Work to complete: Wherever "panel" appears in a line, copy that line.

Excerpts from a figure dataset:
>>>

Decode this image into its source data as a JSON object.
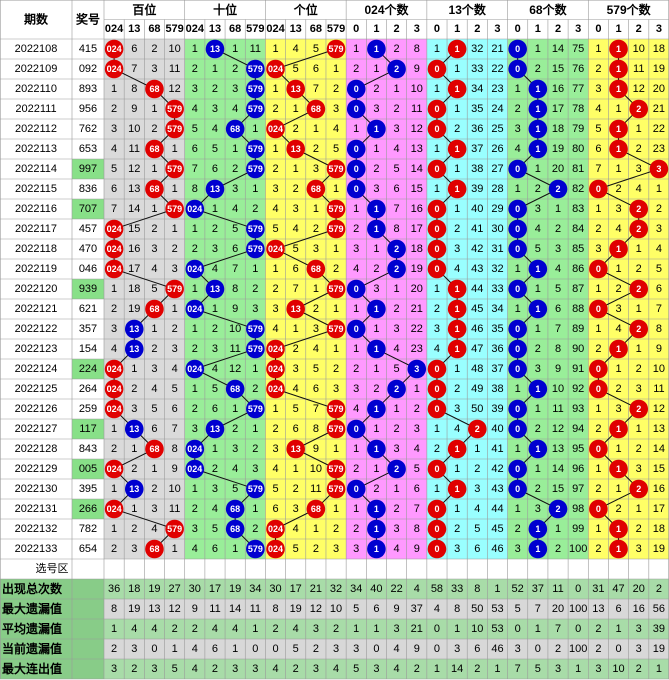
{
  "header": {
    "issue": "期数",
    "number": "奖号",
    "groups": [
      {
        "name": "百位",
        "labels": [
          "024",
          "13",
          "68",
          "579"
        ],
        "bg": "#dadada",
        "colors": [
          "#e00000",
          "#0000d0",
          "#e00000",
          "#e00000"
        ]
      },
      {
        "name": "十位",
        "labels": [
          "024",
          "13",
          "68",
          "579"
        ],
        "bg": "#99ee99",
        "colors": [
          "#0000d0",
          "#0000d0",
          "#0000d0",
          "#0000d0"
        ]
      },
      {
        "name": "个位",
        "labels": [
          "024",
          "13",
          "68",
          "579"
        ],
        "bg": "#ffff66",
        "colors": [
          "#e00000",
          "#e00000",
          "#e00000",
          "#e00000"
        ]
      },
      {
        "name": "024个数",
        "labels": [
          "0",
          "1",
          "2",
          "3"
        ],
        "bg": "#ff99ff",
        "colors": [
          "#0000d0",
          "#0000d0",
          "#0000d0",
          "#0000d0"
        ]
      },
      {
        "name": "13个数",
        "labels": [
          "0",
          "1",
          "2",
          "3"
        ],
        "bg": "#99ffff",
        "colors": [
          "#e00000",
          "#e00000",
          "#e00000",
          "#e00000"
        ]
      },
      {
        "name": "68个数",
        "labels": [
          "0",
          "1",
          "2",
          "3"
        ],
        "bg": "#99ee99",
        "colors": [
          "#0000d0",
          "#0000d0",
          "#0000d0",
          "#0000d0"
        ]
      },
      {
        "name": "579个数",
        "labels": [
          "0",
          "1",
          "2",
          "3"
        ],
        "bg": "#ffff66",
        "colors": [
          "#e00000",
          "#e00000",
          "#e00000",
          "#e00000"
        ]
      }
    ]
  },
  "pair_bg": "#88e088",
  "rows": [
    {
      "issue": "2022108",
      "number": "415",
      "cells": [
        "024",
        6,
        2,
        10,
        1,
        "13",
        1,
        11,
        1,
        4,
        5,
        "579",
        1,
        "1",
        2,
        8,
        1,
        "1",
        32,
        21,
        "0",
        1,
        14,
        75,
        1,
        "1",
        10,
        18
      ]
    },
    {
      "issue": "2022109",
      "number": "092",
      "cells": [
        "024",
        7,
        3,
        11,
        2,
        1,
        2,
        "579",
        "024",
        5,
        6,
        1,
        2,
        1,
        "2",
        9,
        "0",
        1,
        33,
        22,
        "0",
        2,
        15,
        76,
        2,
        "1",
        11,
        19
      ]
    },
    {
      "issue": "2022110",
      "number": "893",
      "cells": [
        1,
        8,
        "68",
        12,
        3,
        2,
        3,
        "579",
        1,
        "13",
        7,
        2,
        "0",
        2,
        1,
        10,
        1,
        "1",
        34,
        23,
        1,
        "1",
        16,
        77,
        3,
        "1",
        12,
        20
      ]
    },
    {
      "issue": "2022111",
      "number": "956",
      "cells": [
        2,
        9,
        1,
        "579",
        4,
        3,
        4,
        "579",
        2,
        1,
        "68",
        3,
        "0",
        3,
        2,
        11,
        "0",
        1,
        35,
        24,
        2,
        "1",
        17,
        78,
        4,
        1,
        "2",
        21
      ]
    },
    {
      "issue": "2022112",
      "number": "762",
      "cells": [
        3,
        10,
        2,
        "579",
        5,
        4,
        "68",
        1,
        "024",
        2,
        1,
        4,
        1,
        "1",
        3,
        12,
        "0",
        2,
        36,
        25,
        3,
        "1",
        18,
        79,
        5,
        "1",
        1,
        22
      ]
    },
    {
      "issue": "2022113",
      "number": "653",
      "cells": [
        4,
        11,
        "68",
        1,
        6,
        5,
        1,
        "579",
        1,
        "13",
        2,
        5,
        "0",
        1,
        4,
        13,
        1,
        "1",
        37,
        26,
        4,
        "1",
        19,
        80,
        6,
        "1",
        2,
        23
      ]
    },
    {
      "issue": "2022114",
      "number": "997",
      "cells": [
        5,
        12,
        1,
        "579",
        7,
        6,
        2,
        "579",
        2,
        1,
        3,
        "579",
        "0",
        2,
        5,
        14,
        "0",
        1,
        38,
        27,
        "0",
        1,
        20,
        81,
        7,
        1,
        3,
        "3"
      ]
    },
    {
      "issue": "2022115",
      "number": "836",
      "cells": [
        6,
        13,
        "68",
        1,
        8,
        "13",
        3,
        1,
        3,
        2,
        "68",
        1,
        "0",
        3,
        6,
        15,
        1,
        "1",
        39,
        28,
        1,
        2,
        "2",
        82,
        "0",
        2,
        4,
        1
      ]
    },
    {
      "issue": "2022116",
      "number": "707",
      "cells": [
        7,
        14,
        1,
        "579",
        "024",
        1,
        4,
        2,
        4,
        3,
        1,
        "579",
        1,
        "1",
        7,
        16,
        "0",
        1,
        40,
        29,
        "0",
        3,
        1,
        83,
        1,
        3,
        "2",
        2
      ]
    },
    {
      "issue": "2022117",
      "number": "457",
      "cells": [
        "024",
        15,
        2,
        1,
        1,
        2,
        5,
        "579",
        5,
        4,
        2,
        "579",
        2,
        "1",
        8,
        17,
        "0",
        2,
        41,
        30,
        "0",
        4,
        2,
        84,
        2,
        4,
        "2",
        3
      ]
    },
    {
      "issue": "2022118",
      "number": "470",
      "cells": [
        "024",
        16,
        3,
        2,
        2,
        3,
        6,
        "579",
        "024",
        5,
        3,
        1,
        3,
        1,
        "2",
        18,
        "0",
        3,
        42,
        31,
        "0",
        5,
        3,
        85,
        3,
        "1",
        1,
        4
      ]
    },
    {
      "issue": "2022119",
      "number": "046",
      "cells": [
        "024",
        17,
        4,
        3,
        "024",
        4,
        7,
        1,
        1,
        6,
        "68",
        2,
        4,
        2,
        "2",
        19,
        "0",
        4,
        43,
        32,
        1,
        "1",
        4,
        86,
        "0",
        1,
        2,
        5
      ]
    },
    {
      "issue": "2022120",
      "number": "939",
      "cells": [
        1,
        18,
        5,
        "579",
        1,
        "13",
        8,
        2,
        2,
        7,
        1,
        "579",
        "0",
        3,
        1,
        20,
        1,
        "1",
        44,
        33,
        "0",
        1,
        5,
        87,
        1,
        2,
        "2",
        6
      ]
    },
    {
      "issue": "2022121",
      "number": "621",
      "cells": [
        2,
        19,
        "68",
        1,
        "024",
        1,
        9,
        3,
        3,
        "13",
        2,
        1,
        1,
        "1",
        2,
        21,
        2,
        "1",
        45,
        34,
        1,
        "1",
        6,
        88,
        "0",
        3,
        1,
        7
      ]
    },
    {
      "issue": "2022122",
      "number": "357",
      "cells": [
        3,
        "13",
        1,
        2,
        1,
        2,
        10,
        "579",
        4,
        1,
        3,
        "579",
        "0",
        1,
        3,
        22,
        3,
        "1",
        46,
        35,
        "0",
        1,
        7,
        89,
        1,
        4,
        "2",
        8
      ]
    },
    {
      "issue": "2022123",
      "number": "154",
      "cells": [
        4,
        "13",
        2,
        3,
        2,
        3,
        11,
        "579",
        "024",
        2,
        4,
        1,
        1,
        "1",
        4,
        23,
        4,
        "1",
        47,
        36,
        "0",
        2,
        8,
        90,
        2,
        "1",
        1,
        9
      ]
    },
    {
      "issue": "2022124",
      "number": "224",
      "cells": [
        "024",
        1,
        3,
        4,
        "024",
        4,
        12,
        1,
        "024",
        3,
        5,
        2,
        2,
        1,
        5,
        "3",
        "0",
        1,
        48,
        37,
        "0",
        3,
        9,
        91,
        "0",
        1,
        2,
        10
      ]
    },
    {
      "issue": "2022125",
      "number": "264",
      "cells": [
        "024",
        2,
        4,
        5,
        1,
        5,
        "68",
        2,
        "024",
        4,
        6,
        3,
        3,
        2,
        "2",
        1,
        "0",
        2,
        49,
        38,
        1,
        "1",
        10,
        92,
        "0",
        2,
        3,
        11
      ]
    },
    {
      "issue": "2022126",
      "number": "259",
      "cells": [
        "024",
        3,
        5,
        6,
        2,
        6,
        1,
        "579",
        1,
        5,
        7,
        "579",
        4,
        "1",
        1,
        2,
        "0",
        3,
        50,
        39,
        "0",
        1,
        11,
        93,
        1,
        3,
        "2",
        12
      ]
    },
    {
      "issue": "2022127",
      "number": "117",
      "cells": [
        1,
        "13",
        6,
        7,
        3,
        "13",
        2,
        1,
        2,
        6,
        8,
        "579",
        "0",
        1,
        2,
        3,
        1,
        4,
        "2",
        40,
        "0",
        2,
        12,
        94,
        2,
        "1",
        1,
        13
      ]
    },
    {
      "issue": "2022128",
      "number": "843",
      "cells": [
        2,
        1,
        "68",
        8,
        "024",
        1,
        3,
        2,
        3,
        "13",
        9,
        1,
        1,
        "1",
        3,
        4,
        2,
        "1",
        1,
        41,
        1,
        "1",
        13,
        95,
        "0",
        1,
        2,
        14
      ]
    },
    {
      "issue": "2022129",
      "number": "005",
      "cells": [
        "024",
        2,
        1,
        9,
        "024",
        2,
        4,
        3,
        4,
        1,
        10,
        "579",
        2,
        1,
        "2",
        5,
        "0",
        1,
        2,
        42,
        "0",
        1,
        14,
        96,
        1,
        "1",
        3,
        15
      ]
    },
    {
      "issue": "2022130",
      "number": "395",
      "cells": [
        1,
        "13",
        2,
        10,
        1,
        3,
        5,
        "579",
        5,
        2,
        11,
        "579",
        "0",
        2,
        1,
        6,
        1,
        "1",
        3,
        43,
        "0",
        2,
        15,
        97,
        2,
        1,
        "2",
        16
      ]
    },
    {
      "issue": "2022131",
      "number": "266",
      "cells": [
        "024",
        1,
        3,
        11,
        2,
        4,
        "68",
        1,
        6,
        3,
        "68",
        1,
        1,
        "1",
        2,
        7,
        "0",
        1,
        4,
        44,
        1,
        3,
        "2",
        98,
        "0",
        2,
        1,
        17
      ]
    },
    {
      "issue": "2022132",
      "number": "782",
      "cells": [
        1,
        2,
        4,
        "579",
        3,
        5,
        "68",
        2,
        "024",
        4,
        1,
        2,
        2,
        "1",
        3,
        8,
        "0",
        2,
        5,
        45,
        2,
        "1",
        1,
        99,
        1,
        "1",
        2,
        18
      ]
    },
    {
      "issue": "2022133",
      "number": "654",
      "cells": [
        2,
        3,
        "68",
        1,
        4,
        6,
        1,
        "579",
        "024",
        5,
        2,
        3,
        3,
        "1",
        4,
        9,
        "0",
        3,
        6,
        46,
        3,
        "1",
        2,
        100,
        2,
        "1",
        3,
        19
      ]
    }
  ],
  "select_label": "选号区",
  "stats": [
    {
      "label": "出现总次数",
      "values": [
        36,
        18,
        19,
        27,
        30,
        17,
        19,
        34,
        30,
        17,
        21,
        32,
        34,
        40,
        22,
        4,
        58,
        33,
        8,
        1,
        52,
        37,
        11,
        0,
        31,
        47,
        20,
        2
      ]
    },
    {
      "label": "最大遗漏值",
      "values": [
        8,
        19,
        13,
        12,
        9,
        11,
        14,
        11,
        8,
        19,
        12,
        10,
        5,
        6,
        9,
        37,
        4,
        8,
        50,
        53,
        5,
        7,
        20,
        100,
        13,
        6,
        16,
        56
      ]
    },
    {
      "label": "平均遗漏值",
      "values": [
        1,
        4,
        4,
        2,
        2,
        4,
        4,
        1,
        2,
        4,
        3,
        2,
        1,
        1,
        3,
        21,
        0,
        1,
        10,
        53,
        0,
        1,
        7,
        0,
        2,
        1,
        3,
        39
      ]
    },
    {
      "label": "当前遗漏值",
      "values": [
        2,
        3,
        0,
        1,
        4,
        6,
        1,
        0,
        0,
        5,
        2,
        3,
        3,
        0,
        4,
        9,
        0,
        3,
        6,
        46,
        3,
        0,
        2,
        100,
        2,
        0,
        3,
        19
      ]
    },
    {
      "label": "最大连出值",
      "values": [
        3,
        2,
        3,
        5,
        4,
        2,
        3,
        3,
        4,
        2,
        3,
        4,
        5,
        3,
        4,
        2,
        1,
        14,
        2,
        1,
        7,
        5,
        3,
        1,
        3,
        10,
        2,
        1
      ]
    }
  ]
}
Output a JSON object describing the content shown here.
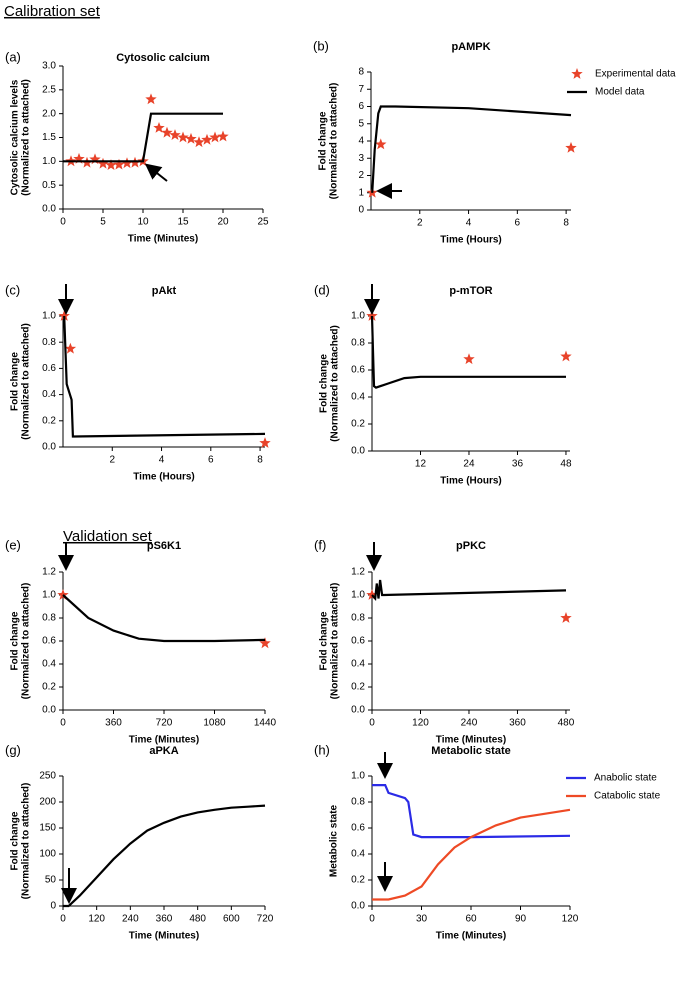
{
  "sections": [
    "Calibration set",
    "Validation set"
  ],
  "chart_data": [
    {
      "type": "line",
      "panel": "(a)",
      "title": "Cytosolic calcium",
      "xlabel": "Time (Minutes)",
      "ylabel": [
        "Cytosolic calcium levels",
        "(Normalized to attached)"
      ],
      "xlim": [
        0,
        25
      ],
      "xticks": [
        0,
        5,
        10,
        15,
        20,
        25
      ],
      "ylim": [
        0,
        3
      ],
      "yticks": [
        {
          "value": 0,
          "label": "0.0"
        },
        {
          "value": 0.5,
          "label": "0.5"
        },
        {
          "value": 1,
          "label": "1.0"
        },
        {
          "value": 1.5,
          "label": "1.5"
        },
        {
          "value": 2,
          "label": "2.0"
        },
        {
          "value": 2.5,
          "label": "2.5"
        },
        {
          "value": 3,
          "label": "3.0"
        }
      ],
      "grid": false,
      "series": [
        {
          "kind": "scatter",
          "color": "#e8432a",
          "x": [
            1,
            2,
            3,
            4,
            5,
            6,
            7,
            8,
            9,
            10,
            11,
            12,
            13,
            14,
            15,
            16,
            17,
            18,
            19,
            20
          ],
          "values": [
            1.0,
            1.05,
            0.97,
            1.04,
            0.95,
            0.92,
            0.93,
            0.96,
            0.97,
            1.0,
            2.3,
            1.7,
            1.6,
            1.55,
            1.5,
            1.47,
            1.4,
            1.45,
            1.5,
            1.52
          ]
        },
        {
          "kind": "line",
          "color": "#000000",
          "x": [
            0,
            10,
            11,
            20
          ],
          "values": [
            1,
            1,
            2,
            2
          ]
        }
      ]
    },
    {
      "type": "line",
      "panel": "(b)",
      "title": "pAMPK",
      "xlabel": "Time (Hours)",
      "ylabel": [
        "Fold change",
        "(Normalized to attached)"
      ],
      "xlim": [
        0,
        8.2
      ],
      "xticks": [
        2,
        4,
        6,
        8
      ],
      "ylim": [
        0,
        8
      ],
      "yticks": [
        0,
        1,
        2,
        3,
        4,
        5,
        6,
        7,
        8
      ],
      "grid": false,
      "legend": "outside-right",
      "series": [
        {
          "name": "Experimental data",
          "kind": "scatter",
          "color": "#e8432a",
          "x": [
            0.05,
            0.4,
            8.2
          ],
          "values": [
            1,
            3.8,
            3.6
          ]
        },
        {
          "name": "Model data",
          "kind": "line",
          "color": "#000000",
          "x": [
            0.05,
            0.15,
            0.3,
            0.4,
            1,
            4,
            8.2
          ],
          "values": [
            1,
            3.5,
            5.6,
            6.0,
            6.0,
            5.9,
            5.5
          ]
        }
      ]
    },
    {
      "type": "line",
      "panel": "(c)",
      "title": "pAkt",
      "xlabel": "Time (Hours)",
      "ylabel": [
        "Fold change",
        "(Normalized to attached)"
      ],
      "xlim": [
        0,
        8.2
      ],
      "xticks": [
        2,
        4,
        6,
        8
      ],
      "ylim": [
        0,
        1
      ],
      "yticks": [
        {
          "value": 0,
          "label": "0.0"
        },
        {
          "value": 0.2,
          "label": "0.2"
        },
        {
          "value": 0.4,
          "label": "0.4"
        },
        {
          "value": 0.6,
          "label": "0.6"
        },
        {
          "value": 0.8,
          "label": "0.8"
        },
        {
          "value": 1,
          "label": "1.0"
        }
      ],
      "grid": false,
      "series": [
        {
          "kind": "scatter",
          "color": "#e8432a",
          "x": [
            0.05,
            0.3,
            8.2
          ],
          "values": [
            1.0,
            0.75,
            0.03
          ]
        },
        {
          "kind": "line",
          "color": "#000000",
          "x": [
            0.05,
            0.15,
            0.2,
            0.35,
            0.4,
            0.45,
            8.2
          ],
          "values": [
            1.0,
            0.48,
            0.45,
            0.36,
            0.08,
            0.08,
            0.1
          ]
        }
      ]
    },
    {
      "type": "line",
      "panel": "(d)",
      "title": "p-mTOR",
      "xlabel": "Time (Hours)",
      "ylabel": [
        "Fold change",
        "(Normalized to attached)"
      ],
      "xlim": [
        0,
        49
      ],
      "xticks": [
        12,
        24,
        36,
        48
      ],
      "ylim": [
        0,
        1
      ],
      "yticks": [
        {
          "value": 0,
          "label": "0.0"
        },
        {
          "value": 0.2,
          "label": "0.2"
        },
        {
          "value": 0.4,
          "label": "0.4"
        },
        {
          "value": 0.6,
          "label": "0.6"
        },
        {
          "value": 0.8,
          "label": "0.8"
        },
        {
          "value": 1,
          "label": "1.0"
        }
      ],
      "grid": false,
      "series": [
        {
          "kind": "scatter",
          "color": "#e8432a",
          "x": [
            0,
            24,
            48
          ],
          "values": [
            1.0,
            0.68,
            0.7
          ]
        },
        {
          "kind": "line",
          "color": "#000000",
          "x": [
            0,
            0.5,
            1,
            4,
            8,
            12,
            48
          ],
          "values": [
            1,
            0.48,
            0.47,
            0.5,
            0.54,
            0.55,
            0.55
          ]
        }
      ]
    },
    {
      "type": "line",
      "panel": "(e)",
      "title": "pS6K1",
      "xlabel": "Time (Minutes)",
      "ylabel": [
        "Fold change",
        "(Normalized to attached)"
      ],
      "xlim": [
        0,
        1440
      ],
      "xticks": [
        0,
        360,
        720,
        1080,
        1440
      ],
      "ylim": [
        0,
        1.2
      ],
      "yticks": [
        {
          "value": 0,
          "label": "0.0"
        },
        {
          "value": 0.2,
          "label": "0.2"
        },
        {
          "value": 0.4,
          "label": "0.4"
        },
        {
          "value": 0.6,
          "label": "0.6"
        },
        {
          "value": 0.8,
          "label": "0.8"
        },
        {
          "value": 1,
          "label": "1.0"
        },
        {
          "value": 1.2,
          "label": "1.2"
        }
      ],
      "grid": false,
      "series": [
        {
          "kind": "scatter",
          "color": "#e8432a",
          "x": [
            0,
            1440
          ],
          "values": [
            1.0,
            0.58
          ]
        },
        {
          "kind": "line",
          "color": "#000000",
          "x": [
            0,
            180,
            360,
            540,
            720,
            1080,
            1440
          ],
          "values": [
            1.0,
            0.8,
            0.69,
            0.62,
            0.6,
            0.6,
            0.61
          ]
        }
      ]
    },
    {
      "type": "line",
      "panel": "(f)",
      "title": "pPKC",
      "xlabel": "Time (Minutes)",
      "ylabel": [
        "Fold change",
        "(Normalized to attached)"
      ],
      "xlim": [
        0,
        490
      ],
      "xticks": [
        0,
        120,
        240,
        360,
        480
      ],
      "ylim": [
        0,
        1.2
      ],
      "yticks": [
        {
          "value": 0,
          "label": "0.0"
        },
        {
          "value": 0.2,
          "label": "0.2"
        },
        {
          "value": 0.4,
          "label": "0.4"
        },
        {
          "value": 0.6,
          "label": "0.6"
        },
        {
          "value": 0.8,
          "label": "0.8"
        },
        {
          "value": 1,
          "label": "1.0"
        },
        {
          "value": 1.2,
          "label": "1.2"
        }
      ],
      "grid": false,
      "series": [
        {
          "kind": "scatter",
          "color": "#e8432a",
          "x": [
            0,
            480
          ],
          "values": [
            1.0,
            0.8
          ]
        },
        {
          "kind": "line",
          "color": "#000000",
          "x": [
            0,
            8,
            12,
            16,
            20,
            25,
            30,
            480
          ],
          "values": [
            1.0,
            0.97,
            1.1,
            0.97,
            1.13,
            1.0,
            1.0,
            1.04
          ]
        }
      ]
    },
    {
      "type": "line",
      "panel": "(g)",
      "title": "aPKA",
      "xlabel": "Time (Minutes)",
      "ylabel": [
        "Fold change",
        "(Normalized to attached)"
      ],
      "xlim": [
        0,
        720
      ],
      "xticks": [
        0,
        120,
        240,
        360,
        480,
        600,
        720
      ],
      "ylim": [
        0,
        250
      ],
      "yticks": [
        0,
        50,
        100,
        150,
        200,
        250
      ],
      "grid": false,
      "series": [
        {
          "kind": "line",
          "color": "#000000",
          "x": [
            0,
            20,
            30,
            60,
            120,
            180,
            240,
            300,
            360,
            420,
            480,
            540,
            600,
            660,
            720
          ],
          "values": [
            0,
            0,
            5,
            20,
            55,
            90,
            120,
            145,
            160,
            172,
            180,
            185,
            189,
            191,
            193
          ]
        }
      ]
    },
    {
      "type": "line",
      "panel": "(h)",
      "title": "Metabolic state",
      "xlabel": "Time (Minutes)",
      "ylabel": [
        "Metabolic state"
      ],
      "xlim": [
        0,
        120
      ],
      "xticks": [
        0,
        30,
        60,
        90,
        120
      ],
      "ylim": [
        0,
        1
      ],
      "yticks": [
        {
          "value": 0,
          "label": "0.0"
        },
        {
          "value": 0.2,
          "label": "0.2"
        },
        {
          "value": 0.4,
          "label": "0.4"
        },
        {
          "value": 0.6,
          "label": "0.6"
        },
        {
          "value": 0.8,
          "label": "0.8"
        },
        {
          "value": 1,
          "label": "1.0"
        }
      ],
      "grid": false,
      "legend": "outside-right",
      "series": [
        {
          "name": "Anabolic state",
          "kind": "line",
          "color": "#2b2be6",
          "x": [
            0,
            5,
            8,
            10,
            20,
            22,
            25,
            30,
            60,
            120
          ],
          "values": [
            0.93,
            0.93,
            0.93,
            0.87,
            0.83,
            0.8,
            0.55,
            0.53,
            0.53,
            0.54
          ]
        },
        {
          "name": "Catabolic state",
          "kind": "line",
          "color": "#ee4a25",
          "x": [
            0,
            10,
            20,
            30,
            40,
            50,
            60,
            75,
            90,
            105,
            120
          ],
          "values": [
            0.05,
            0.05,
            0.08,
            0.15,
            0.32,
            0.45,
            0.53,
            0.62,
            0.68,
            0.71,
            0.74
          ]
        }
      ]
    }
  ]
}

<<<

Expected output:
      "panel": "(a)",
      "panel": "(b)",
      "panel": "(c)",
      "panel": "(d)",
      "panel": "(e)",
      "panel": "(f)",
      "panel": "(g)",
      "panel": "(h)",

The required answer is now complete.